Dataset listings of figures
************
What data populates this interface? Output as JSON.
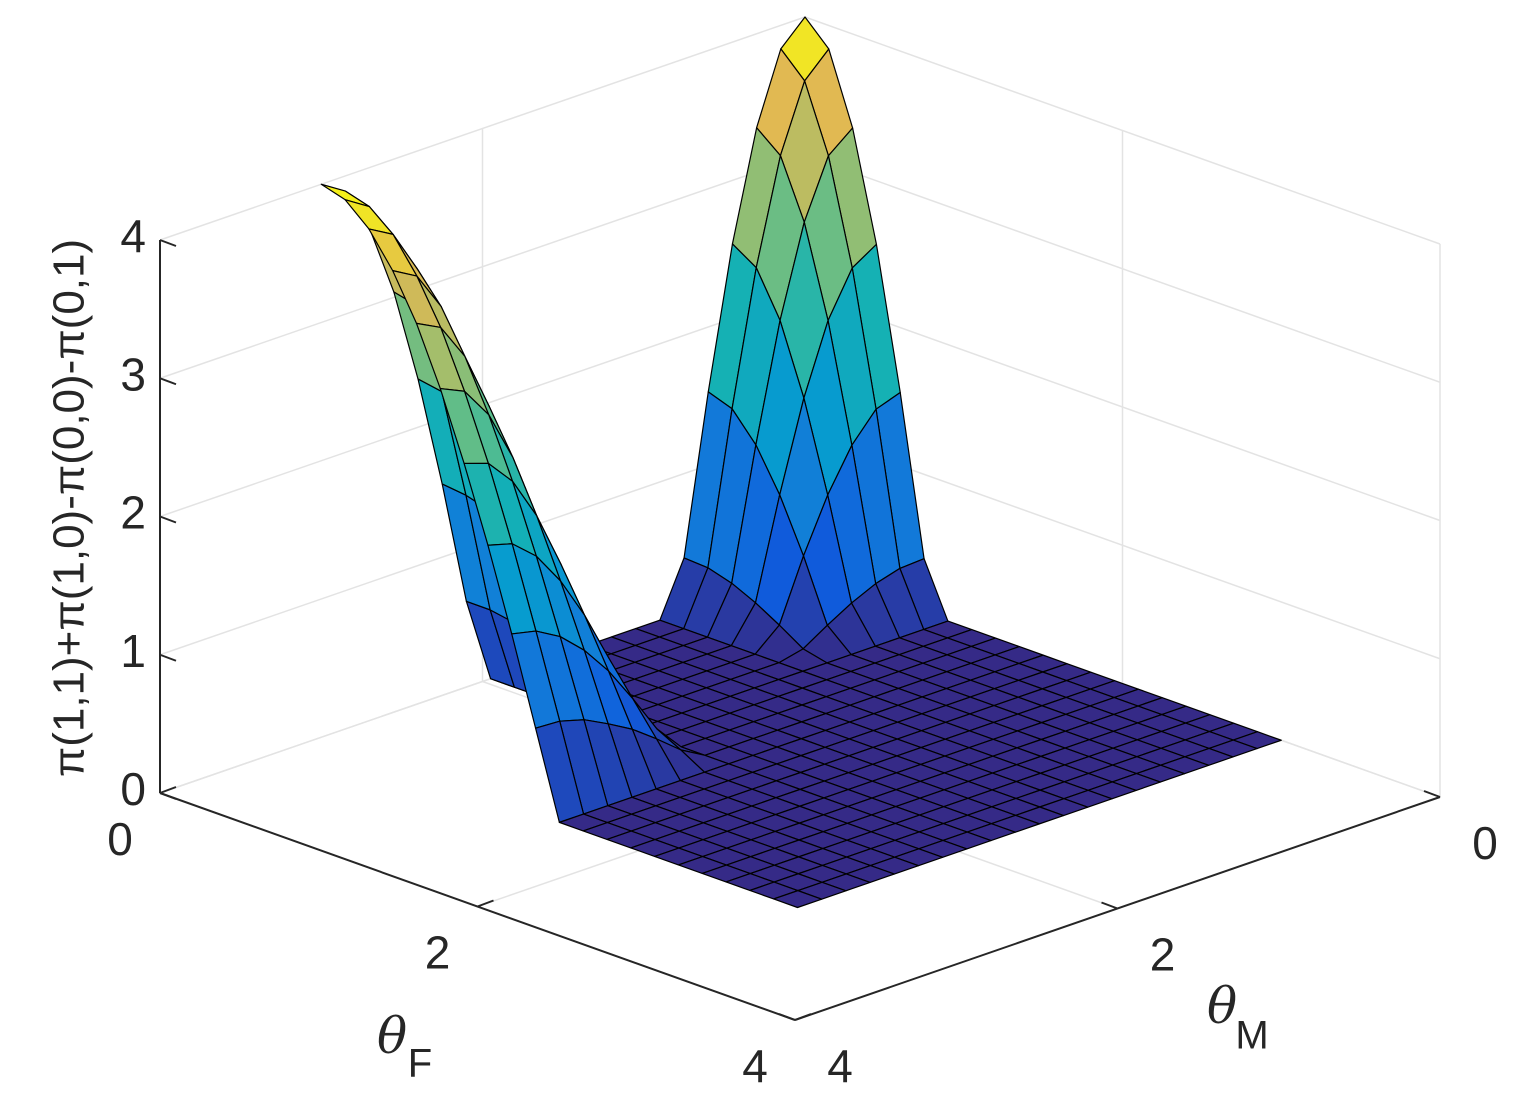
{
  "chart_data": {
    "type": "surface",
    "xlabel": {
      "text": "θ",
      "subscript": "F"
    },
    "ylabel": {
      "text": "θ",
      "subscript": "M"
    },
    "zlabel": "π(1,1)+π(1,0)-π(0,0)-π(0,1)",
    "x": [
      0,
      0.15,
      0.3,
      0.45,
      0.6,
      0.75,
      0.9,
      1.05,
      1.2,
      1.35,
      1.5,
      1.65,
      1.8,
      1.95,
      2.1,
      2.25,
      2.4,
      2.55,
      2.7,
      2.85,
      3
    ],
    "y": [
      0,
      0.15,
      0.3,
      0.45,
      0.6,
      0.75,
      0.9,
      1.05,
      1.2,
      1.35,
      1.5,
      1.65,
      1.8,
      1.95,
      2.1,
      2.25,
      2.4,
      2.55,
      2.7,
      2.85,
      3
    ],
    "z": [
      [
        4,
        3.83,
        3.32,
        2.54,
        1.53,
        0.39,
        0,
        0,
        0,
        0,
        0,
        0,
        0,
        0,
        0.62,
        1.53,
        2.35,
        3.04,
        3.56,
        3.89,
        4
      ],
      [
        3.83,
        3.66,
        3.18,
        2.43,
        1.47,
        0.38,
        0,
        0,
        0,
        0,
        0,
        0,
        0,
        0,
        0.62,
        1.51,
        2.32,
        3,
        3.52,
        3.84,
        3.95
      ],
      [
        3.32,
        3.18,
        2.76,
        2.11,
        1.27,
        0.33,
        0,
        0,
        0,
        0,
        0,
        0,
        0,
        0,
        0.59,
        1.46,
        2.24,
        2.89,
        3.39,
        3.7,
        3.8
      ],
      [
        2.54,
        2.43,
        2.11,
        1.61,
        0.97,
        0.25,
        0,
        0,
        0,
        0,
        0,
        0,
        0,
        0,
        0.56,
        1.37,
        2.1,
        2.71,
        3.18,
        3.46,
        3.56
      ],
      [
        1.53,
        1.47,
        1.27,
        0.97,
        0.59,
        0.15,
        0,
        0,
        0,
        0,
        0,
        0,
        0,
        0,
        0.5,
        1.24,
        1.9,
        2.46,
        2.88,
        3.15,
        3.24
      ],
      [
        0.39,
        0.38,
        0.33,
        0.25,
        0.15,
        0.04,
        0,
        0,
        0,
        0,
        0,
        0,
        0,
        0,
        0.44,
        1.08,
        1.66,
        2.15,
        2.52,
        2.75,
        2.83
      ],
      [
        0,
        0,
        0,
        0,
        0,
        0,
        0,
        0,
        0,
        0,
        0,
        0,
        0,
        0,
        0.37,
        0.9,
        1.38,
        1.79,
        2.1,
        2.29,
        2.35
      ],
      [
        0,
        0,
        0,
        0,
        0,
        0,
        0,
        0,
        0,
        0,
        0,
        0,
        0,
        0,
        0.28,
        0.7,
        1.07,
        1.38,
        1.62,
        1.77,
        1.82
      ],
      [
        0,
        0,
        0,
        0,
        0,
        0,
        0,
        0,
        0,
        0,
        0,
        0,
        0,
        0,
        0.19,
        0.47,
        0.73,
        0.94,
        1.1,
        1.2,
        1.24
      ],
      [
        0,
        0,
        0,
        0,
        0,
        0,
        0,
        0,
        0,
        0,
        0,
        0,
        0,
        0,
        0.1,
        0.24,
        0.37,
        0.47,
        0.56,
        0.61,
        0.62
      ],
      [
        0,
        0,
        0,
        0,
        0,
        0,
        0,
        0,
        0,
        0,
        0,
        0,
        0,
        0,
        0,
        0,
        0,
        0,
        0,
        0,
        0
      ],
      [
        0,
        0,
        0,
        0,
        0,
        0,
        0,
        0,
        0,
        0,
        0,
        0,
        0,
        0,
        0,
        0,
        0,
        0,
        0,
        0,
        0
      ],
      [
        0,
        0,
        0,
        0,
        0,
        0,
        0,
        0,
        0,
        0,
        0,
        0,
        0,
        0,
        0,
        0,
        0,
        0,
        0,
        0,
        0
      ],
      [
        0,
        0,
        0,
        0,
        0,
        0,
        0,
        0,
        0,
        0,
        0,
        0,
        0,
        0,
        0,
        0,
        0,
        0,
        0,
        0,
        0
      ],
      [
        0,
        0,
        0,
        0,
        0,
        0,
        0,
        0,
        0,
        0,
        0,
        0,
        0,
        0,
        0,
        0,
        0,
        0,
        0,
        0,
        0
      ],
      [
        0,
        0,
        0,
        0,
        0,
        0,
        0,
        0,
        0,
        0,
        0,
        0,
        0,
        0,
        0,
        0,
        0,
        0,
        0,
        0,
        0
      ],
      [
        0,
        0,
        0,
        0,
        0,
        0,
        0,
        0,
        0,
        0,
        0,
        0,
        0,
        0,
        0,
        0,
        0,
        0,
        0,
        0,
        0
      ],
      [
        0,
        0,
        0,
        0,
        0,
        0,
        0,
        0,
        0,
        0,
        0,
        0,
        0,
        0,
        0,
        0,
        0,
        0,
        0,
        0,
        0
      ],
      [
        0,
        0,
        0,
        0,
        0,
        0,
        0,
        0,
        0,
        0,
        0,
        0,
        0,
        0,
        0,
        0,
        0,
        0,
        0,
        0,
        0
      ],
      [
        0,
        0,
        0,
        0,
        0,
        0,
        0,
        0,
        0,
        0,
        0,
        0,
        0,
        0,
        0,
        0,
        0,
        0,
        0,
        0,
        0
      ],
      [
        0,
        0,
        0,
        0,
        0,
        0,
        0,
        0,
        0,
        0,
        0,
        0,
        0,
        0,
        0,
        0,
        0,
        0,
        0,
        0,
        0
      ]
    ],
    "xlim": [
      0,
      4
    ],
    "ylim": [
      0,
      4
    ],
    "zlim": [
      0,
      4
    ],
    "xticks": [
      0,
      2,
      4
    ],
    "yticks": [
      0,
      2,
      4
    ],
    "zticks": [
      0,
      1,
      2,
      3,
      4
    ],
    "grid": true,
    "colormap": [
      "#352a87",
      "#0f5cdd",
      "#127dd8",
      "#079ccf",
      "#15b1b4",
      "#59bd8c",
      "#a5be6b",
      "#e1b952",
      "#f9fb0e"
    ],
    "edgecolor": "#000000"
  }
}
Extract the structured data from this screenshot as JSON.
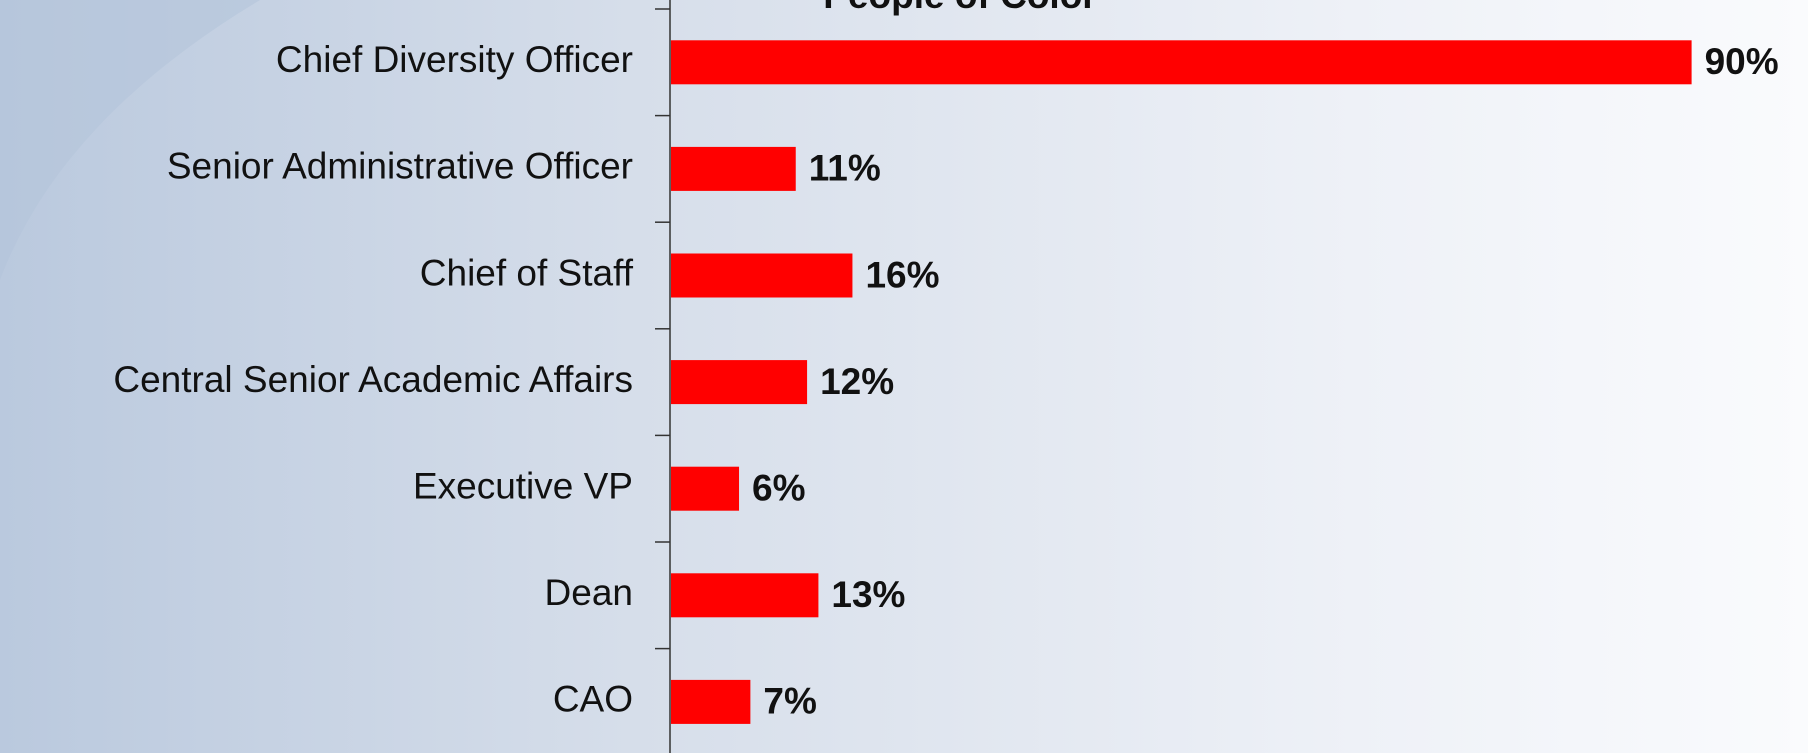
{
  "chart_data": {
    "type": "bar",
    "orientation": "horizontal",
    "title": "People of Color",
    "categories": [
      "Chief Diversity Officer",
      "Senior Administrative Officer",
      "Chief of Staff",
      "Central Senior Academic Affairs",
      "Executive VP",
      "Dean",
      "CAO"
    ],
    "values": [
      90,
      11,
      16,
      12,
      6,
      13,
      7
    ],
    "value_labels": [
      "90%",
      "11%",
      "16%",
      "12%",
      "6%",
      "13%",
      "7%"
    ],
    "color": "#ff0000"
  }
}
************
• _Stated task_
Ignore the images and quote every line of the listing exactly.

• _Full answer_
What data populates this interface? Output as JSON.
{
  "chart_data": {
    "type": "surface",
    "xlabel": {
      "text": "θ",
      "subscript": "F"
    },
    "ylabel": {
      "text": "θ",
      "subscript": "M"
    },
    "zlabel": "π(1,1)+π(1,0)-π(0,0)-π(0,1)",
    "x": [
      0,
      0.15,
      0.3,
      0.45,
      0.6,
      0.75,
      0.9,
      1.05,
      1.2,
      1.35,
      1.5,
      1.65,
      1.8,
      1.95,
      2.1,
      2.25,
      2.4,
      2.55,
      2.7,
      2.85,
      3
    ],
    "y": [
      0,
      0.15,
      0.3,
      0.45,
      0.6,
      0.75,
      0.9,
      1.05,
      1.2,
      1.35,
      1.5,
      1.65,
      1.8,
      1.95,
      2.1,
      2.25,
      2.4,
      2.55,
      2.7,
      2.85,
      3
    ],
    "z": [
      [
        4,
        3.83,
        3.32,
        2.54,
        1.53,
        0.39,
        0,
        0,
        0,
        0,
        0,
        0,
        0,
        0,
        0.62,
        1.53,
        2.35,
        3.04,
        3.56,
        3.89,
        4
      ],
      [
        3.83,
        3.66,
        3.18,
        2.43,
        1.47,
        0.38,
        0,
        0,
        0,
        0,
        0,
        0,
        0,
        0,
        0.62,
        1.51,
        2.32,
        3,
        3.52,
        3.84,
        3.95
      ],
      [
        3.32,
        3.18,
        2.76,
        2.11,
        1.27,
        0.33,
        0,
        0,
        0,
        0,
        0,
        0,
        0,
        0,
        0.59,
        1.46,
        2.24,
        2.89,
        3.39,
        3.7,
        3.8
      ],
      [
        2.54,
        2.43,
        2.11,
        1.61,
        0.97,
        0.25,
        0,
        0,
        0,
        0,
        0,
        0,
        0,
        0,
        0.56,
        1.37,
        2.1,
        2.71,
        3.18,
        3.46,
        3.56
      ],
      [
        1.53,
        1.47,
        1.27,
        0.97,
        0.59,
        0.15,
        0,
        0,
        0,
        0,
        0,
        0,
        0,
        0,
        0.5,
        1.24,
        1.9,
        2.46,
        2.88,
        3.15,
        3.24
      ],
      [
        0.39,
        0.38,
        0.33,
        0.25,
        0.15,
        0.04,
        0,
        0,
        0,
        0,
        0,
        0,
        0,
        0,
        0.44,
        1.08,
        1.66,
        2.15,
        2.52,
        2.75,
        2.83
      ],
      [
        0,
        0,
        0,
        0,
        0,
        0,
        0,
        0,
        0,
        0,
        0,
        0,
        0,
        0,
        0.37,
        0.9,
        1.38,
        1.79,
        2.1,
        2.29,
        2.35
      ],
      [
        0,
        0,
        0,
        0,
        0,
        0,
        0,
        0,
        0,
        0,
        0,
        0,
        0,
        0,
        0.28,
        0.7,
        1.07,
        1.38,
        1.62,
        1.77,
        1.82
      ],
      [
        0,
        0,
        0,
        0,
        0,
        0,
        0,
        0,
        0,
        0,
        0,
        0,
        0,
        0,
        0.19,
        0.47,
        0.73,
        0.94,
        1.1,
        1.2,
        1.24
      ],
      [
        0,
        0,
        0,
        0,
        0,
        0,
        0,
        0,
        0,
        0,
        0,
        0,
        0,
        0,
        0.1,
        0.24,
        0.37,
        0.47,
        0.56,
        0.61,
        0.62
      ],
      [
        0,
        0,
        0,
        0,
        0,
        0,
        0,
        0,
        0,
        0,
        0,
        0,
        0,
        0,
        0,
        0,
        0,
        0,
        0,
        0,
        0
      ],
      [
        0,
        0,
        0,
        0,
        0,
        0,
        0,
        0,
        0,
        0,
        0,
        0,
        0,
        0,
        0,
        0,
        0,
        0,
        0,
        0,
        0
      ],
      [
        0,
        0,
        0,
        0,
        0,
        0,
        0,
        0,
        0,
        0,
        0,
        0,
        0,
        0,
        0,
        0,
        0,
        0,
        0,
        0,
        0
      ],
      [
        0,
        0,
        0,
        0,
        0,
        0,
        0,
        0,
        0,
        0,
        0,
        0,
        0,
        0,
        0,
        0,
        0,
        0,
        0,
        0,
        0
      ],
      [
        0,
        0,
        0,
        0,
        0,
        0,
        0,
        0,
        0,
        0,
        0,
        0,
        0,
        0,
        0,
        0,
        0,
        0,
        0,
        0,
        0
      ],
      [
        0,
        0,
        0,
        0,
        0,
        0,
        0,
        0,
        0,
        0,
        0,
        0,
        0,
        0,
        0,
        0,
        0,
        0,
        0,
        0,
        0
      ],
      [
        0,
        0,
        0,
        0,
        0,
        0,
        0,
        0,
        0,
        0,
        0,
        0,
        0,
        0,
        0,
        0,
        0,
        0,
        0,
        0,
        0
      ],
      [
        0,
        0,
        0,
        0,
        0,
        0,
        0,
        0,
        0,
        0,
        0,
        0,
        0,
        0,
        0,
        0,
        0,
        0,
        0,
        0,
        0
      ],
      [
        0,
        0,
        0,
        0,
        0,
        0,
        0,
        0,
        0,
        0,
        0,
        0,
        0,
        0,
        0,
        0,
        0,
        0,
        0,
        0,
        0
      ],
      [
        0,
        0,
        0,
        0,
        0,
        0,
        0,
        0,
        0,
        0,
        0,
        0,
        0,
        0,
        0,
        0,
        0,
        0,
        0,
        0,
        0
      ],
      [
        0,
        0,
        0,
        0,
        0,
        0,
        0,
        0,
        0,
        0,
        0,
        0,
        0,
        0,
        0,
        0,
        0,
        0,
        0,
        0,
        0
      ]
    ],
    "xlim": [
      0,
      4
    ],
    "ylim": [
      0,
      4
    ],
    "zlim": [
      0,
      4
    ],
    "xticks": [
      0,
      2,
      4
    ],
    "yticks": [
      0,
      2,
      4
    ],
    "zticks": [
      0,
      1,
      2,
      3,
      4
    ],
    "grid": true,
    "colormap": [
      "#352a87",
      "#0f5cdd",
      "#127dd8",
      "#079ccf",
      "#15b1b4",
      "#59bd8c",
      "#a5be6b",
      "#e1b952",
      "#f9fb0e"
    ],
    "edgecolor": "#000000"
  }
}
Extract the structured data from this screenshot as JSON.
{
  "chart_data": {
    "type": "bar",
    "orientation": "horizontal",
    "title": "People of Color",
    "categories": [
      "Chief Diversity Officer",
      "Senior Administrative Officer",
      "Chief of Staff",
      "Central Senior Academic Affairs",
      "Executive VP",
      "Dean",
      "CAO"
    ],
    "values": [
      90,
      11,
      16,
      12,
      6,
      13,
      7
    ],
    "value_labels": [
      "90%",
      "11%",
      "16%",
      "12%",
      "6%",
      "13%",
      "7%"
    ],
    "color": "#ff0000"
  }
}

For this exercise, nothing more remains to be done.